» **Aim of the exercise**:
Gather each line containing the string "label" from these entries.

» **Extracted entries**:

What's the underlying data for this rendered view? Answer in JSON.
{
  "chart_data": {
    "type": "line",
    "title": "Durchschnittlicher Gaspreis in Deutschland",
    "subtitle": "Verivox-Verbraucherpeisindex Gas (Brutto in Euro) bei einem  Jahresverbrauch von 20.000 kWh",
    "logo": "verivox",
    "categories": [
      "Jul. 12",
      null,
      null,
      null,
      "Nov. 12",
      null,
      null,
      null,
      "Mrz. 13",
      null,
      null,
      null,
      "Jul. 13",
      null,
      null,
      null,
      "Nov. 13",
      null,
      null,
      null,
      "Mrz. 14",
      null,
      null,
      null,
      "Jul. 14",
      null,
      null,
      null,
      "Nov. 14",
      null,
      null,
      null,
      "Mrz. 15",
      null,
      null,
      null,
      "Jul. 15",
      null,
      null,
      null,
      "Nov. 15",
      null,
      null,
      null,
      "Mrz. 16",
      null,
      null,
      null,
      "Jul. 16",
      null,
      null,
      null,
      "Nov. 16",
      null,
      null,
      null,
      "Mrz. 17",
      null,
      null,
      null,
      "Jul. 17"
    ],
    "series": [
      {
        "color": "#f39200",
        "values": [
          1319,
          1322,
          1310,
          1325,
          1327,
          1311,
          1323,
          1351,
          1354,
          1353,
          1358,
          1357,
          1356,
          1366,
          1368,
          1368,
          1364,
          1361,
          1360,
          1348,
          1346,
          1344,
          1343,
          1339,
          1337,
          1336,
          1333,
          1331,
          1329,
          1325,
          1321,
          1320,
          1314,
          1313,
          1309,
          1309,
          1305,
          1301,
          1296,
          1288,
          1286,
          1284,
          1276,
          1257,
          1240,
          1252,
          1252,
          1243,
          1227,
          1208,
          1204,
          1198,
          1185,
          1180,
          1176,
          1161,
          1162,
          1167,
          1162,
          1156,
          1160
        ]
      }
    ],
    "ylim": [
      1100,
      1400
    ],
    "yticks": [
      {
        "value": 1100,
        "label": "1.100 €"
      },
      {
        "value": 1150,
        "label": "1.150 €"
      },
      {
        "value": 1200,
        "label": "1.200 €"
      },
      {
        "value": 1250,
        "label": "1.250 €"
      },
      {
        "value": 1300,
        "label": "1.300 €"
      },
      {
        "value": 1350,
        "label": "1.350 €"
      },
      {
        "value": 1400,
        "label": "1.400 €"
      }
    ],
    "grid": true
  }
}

» **Solution**:
        "label": "1.100 €"
        "label": "1.150 €"
        "label": "1.200 €"
        "label": "1.250 €"
        "label": "1.300 €"
        "label": "1.350 €"
        "label": "1.400 €"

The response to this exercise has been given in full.